Exercise goal
Using the records that follow, copy every line containing the word "page".

>> START Material supplied

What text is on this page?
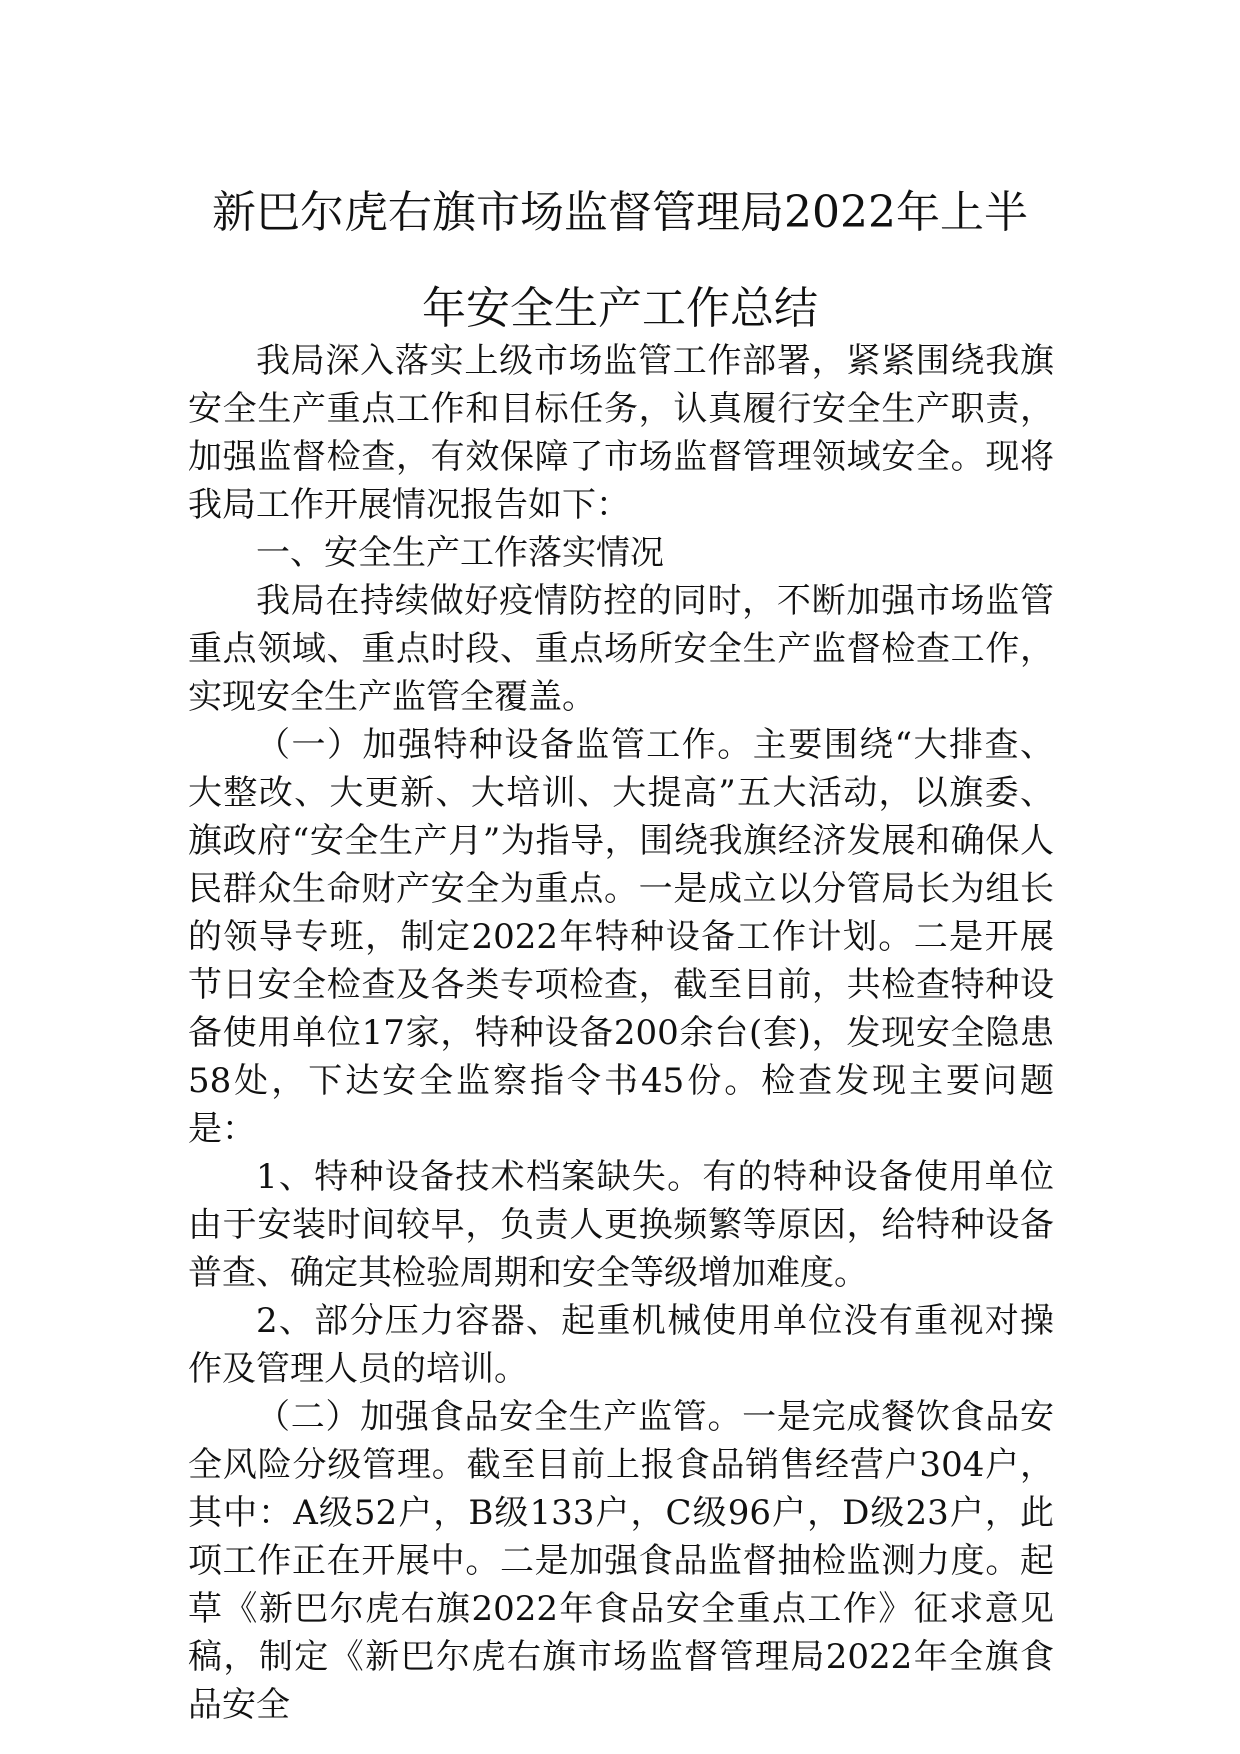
新巴尔虎右旗市场监督管理局2022年上半
年安全生产工作总结

我局深入落实上级市场监管工作部署，紧紧围绕我旗安全生产重点工作和目标任务，认真履行安全生产职责，加强监督检查，有效保障了市场监督管理领域安全。现将我局工作开展情况报告如下：

一、安全生产工作落实情况

我局在持续做好疫情防控的同时，不断加强市场监管重点领域、重点时段、重点场所安全生产监督检查工作，实现安全生产监管全覆盖。

（一）加强特种设备监管工作。主要围绕“大排查、大整改、大更新、大培训、大提高”五大活动，以旗委、旗政府“安全生产月”为指导，围绕我旗经济发展和确保人民群众生命财产安全为重点。一是成立以分管局长为组长的领导专班，制定2022年特种设备工作计划。二是开展节日安全检查及各类专项检查，截至目前，共检查特种设备使用单位17家，特种设备200余台(套)，发现安全隐患58处，下达安全监察指令书45份。检查发现主要问题是：

1、特种设备技术档案缺失。有的特种设备使用单位由于安装时间较早，负责人更换频繁等原因，给特种设备普查、确定其检验周期和安全等级增加难度。

2、部分压力容器、起重机械使用单位没有重视对操作及管理人员的培训。

（二）加强食品安全生产监管。一是完成餐饮食品安全风险分级管理。截至目前上报食品销售经营户304户，其中：A级52户，B级133户，C级96户，D级23户，此项工作正在开展中。二是加强食品监督抽检监测力度。起草《新巴尔虎右旗2022年食品安全重点工作》征求意见稿，制定《新巴尔虎右旗市场监督管理局2022年全旗食品安全
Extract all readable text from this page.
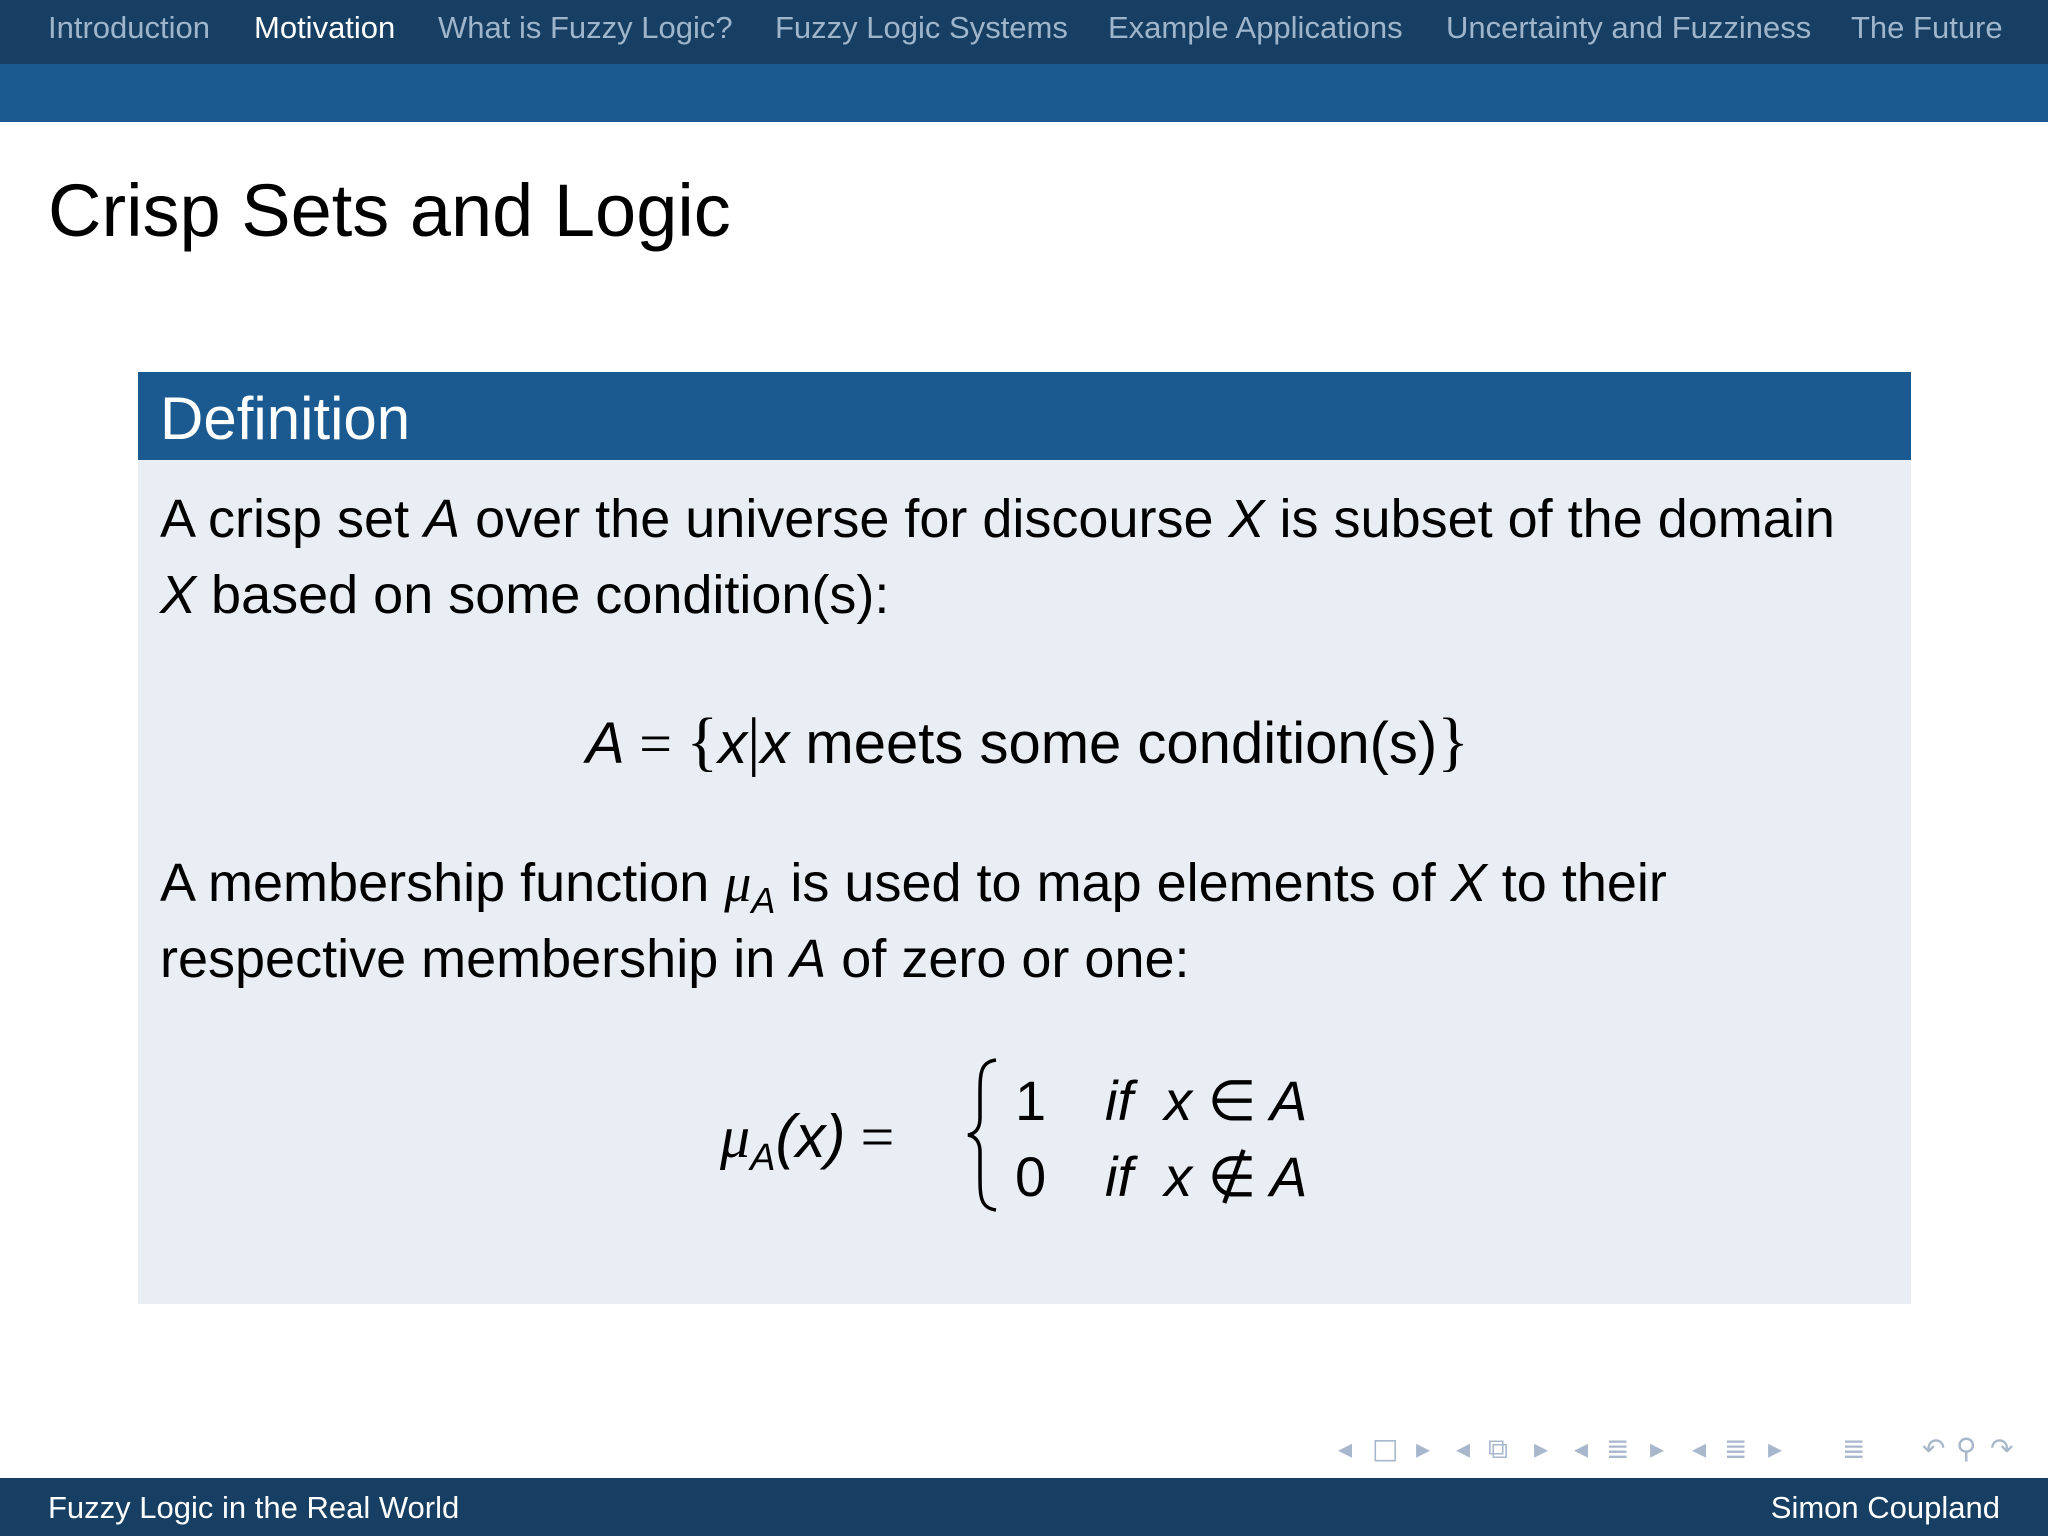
Introduction Motivation What is Fuzzy Logic? Fuzzy Logic Systems Example Applications Uncertainty and Fuzziness The Future
Crisp Sets and Logic
Definition
A crisp set A over the universe for discourse X is subset of the domain
X based on some condition(s):
A = {x|x meets some condition(s)}
A membership function $\mu_A$ is used to map elements of X to their
respective membership in A of zero or one:
$\mu_A(x)$ =
1 if  x ∈ A
0 if  x ∉ A
◂ □ ▸ ◂ ⧉ ▸ ◂ ≣ ▸ ◂ ≣ ▸ ≣ ↶ ⚲ ↷
Fuzzy Logic in the Real World	Simon Coupland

>> END Material supplied

Task solution
What text is on this page?
Extract all readable text from this page.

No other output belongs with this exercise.